-- start of INFORMATION PROVIDED --
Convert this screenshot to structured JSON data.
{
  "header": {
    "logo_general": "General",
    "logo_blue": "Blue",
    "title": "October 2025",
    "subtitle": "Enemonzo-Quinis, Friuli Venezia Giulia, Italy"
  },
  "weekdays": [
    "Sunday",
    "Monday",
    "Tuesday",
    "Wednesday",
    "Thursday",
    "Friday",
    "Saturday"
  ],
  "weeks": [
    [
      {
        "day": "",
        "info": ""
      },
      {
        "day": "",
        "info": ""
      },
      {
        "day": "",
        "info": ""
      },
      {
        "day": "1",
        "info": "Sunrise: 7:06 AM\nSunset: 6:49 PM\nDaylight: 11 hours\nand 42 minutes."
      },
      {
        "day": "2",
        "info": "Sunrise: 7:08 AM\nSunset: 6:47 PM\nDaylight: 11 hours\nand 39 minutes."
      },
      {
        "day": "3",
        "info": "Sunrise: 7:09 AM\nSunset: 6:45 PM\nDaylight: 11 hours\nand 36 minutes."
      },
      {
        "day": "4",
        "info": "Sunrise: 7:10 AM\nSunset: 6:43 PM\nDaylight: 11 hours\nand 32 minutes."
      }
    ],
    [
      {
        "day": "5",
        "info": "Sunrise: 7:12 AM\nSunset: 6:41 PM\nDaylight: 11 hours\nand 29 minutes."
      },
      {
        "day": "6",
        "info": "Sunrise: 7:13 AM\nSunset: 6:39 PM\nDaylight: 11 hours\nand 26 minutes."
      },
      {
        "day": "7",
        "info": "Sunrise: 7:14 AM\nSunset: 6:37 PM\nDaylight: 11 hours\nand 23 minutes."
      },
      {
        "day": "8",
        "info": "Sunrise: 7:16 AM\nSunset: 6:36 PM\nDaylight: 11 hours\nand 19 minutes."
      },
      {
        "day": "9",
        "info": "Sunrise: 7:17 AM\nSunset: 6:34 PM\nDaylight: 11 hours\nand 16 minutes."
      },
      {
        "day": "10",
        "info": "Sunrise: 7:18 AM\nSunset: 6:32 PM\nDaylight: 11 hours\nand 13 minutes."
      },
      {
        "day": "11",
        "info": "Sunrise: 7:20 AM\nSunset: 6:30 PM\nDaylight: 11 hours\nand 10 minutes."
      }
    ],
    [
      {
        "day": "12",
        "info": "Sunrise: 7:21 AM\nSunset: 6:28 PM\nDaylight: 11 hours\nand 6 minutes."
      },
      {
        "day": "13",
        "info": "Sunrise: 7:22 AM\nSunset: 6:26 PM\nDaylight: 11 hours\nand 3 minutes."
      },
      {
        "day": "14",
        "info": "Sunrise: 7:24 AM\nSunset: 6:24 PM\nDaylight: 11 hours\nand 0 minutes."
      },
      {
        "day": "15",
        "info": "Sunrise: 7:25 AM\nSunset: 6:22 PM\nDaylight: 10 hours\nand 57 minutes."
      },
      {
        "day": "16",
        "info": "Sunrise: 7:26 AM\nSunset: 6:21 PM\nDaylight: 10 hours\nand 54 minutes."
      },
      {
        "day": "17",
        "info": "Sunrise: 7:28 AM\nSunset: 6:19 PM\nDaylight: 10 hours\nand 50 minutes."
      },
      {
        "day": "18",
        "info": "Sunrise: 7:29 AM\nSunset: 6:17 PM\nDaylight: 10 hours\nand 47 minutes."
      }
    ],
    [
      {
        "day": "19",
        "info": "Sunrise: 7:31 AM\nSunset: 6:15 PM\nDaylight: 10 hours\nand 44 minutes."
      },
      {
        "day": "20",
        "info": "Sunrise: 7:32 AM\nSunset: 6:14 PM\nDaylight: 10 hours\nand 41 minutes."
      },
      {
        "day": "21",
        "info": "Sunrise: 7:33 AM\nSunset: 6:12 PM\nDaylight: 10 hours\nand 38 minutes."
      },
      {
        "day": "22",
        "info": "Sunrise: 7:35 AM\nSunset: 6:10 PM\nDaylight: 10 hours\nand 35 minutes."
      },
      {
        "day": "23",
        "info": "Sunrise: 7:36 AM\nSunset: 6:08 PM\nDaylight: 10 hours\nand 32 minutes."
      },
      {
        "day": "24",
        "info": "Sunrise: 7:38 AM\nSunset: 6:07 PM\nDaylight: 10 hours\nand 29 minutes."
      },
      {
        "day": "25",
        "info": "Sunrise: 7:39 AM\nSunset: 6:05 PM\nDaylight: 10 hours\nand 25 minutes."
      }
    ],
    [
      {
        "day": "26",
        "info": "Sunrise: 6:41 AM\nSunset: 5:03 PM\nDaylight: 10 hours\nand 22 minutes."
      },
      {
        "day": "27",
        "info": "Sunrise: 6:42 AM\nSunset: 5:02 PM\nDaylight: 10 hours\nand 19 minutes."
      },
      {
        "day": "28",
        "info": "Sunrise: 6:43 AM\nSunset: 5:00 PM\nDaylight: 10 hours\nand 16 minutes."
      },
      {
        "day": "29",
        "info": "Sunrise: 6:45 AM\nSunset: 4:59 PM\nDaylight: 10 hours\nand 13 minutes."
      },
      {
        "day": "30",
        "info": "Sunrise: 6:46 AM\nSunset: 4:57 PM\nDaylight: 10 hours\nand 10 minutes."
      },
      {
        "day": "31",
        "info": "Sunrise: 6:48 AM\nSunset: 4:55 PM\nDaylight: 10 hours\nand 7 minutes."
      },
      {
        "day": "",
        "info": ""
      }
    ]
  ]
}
-- end of INFORMATION PROVIDED --
Print again each line of the listing above, exactly as it appears.

Convert this screenshot to structured JSON data.
{
  "header": {
    "logo_general": "General",
    "logo_blue": "Blue",
    "title": "October 2025",
    "subtitle": "Enemonzo-Quinis, Friuli Venezia Giulia, Italy"
  },
  "weekdays": [
    "Sunday",
    "Monday",
    "Tuesday",
    "Wednesday",
    "Thursday",
    "Friday",
    "Saturday"
  ],
  "weeks": [
    [
      {
        "day": "",
        "info": ""
      },
      {
        "day": "",
        "info": ""
      },
      {
        "day": "",
        "info": ""
      },
      {
        "day": "1",
        "info": "Sunrise: 7:06 AM\nSunset: 6:49 PM\nDaylight: 11 hours\nand 42 minutes."
      },
      {
        "day": "2",
        "info": "Sunrise: 7:08 AM\nSunset: 6:47 PM\nDaylight: 11 hours\nand 39 minutes."
      },
      {
        "day": "3",
        "info": "Sunrise: 7:09 AM\nSunset: 6:45 PM\nDaylight: 11 hours\nand 36 minutes."
      },
      {
        "day": "4",
        "info": "Sunrise: 7:10 AM\nSunset: 6:43 PM\nDaylight: 11 hours\nand 32 minutes."
      }
    ],
    [
      {
        "day": "5",
        "info": "Sunrise: 7:12 AM\nSunset: 6:41 PM\nDaylight: 11 hours\nand 29 minutes."
      },
      {
        "day": "6",
        "info": "Sunrise: 7:13 AM\nSunset: 6:39 PM\nDaylight: 11 hours\nand 26 minutes."
      },
      {
        "day": "7",
        "info": "Sunrise: 7:14 AM\nSunset: 6:37 PM\nDaylight: 11 hours\nand 23 minutes."
      },
      {
        "day": "8",
        "info": "Sunrise: 7:16 AM\nSunset: 6:36 PM\nDaylight: 11 hours\nand 19 minutes."
      },
      {
        "day": "9",
        "info": "Sunrise: 7:17 AM\nSunset: 6:34 PM\nDaylight: 11 hours\nand 16 minutes."
      },
      {
        "day": "10",
        "info": "Sunrise: 7:18 AM\nSunset: 6:32 PM\nDaylight: 11 hours\nand 13 minutes."
      },
      {
        "day": "11",
        "info": "Sunrise: 7:20 AM\nSunset: 6:30 PM\nDaylight: 11 hours\nand 10 minutes."
      }
    ],
    [
      {
        "day": "12",
        "info": "Sunrise: 7:21 AM\nSunset: 6:28 PM\nDaylight: 11 hours\nand 6 minutes."
      },
      {
        "day": "13",
        "info": "Sunrise: 7:22 AM\nSunset: 6:26 PM\nDaylight: 11 hours\nand 3 minutes."
      },
      {
        "day": "14",
        "info": "Sunrise: 7:24 AM\nSunset: 6:24 PM\nDaylight: 11 hours\nand 0 minutes."
      },
      {
        "day": "15",
        "info": "Sunrise: 7:25 AM\nSunset: 6:22 PM\nDaylight: 10 hours\nand 57 minutes."
      },
      {
        "day": "16",
        "info": "Sunrise: 7:26 AM\nSunset: 6:21 PM\nDaylight: 10 hours\nand 54 minutes."
      },
      {
        "day": "17",
        "info": "Sunrise: 7:28 AM\nSunset: 6:19 PM\nDaylight: 10 hours\nand 50 minutes."
      },
      {
        "day": "18",
        "info": "Sunrise: 7:29 AM\nSunset: 6:17 PM\nDaylight: 10 hours\nand 47 minutes."
      }
    ],
    [
      {
        "day": "19",
        "info": "Sunrise: 7:31 AM\nSunset: 6:15 PM\nDaylight: 10 hours\nand 44 minutes."
      },
      {
        "day": "20",
        "info": "Sunrise: 7:32 AM\nSunset: 6:14 PM\nDaylight: 10 hours\nand 41 minutes."
      },
      {
        "day": "21",
        "info": "Sunrise: 7:33 AM\nSunset: 6:12 PM\nDaylight: 10 hours\nand 38 minutes."
      },
      {
        "day": "22",
        "info": "Sunrise: 7:35 AM\nSunset: 6:10 PM\nDaylight: 10 hours\nand 35 minutes."
      },
      {
        "day": "23",
        "info": "Sunrise: 7:36 AM\nSunset: 6:08 PM\nDaylight: 10 hours\nand 32 minutes."
      },
      {
        "day": "24",
        "info": "Sunrise: 7:38 AM\nSunset: 6:07 PM\nDaylight: 10 hours\nand 29 minutes."
      },
      {
        "day": "25",
        "info": "Sunrise: 7:39 AM\nSunset: 6:05 PM\nDaylight: 10 hours\nand 25 minutes."
      }
    ],
    [
      {
        "day": "26",
        "info": "Sunrise: 6:41 AM\nSunset: 5:03 PM\nDaylight: 10 hours\nand 22 minutes."
      },
      {
        "day": "27",
        "info": "Sunrise: 6:42 AM\nSunset: 5:02 PM\nDaylight: 10 hours\nand 19 minutes."
      },
      {
        "day": "28",
        "info": "Sunrise: 6:43 AM\nSunset: 5:00 PM\nDaylight: 10 hours\nand 16 minutes."
      },
      {
        "day": "29",
        "info": "Sunrise: 6:45 AM\nSunset: 4:59 PM\nDaylight: 10 hours\nand 13 minutes."
      },
      {
        "day": "30",
        "info": "Sunrise: 6:46 AM\nSunset: 4:57 PM\nDaylight: 10 hours\nand 10 minutes."
      },
      {
        "day": "31",
        "info": "Sunrise: 6:48 AM\nSunset: 4:55 PM\nDaylight: 10 hours\nand 7 minutes."
      },
      {
        "day": "",
        "info": ""
      }
    ]
  ]
}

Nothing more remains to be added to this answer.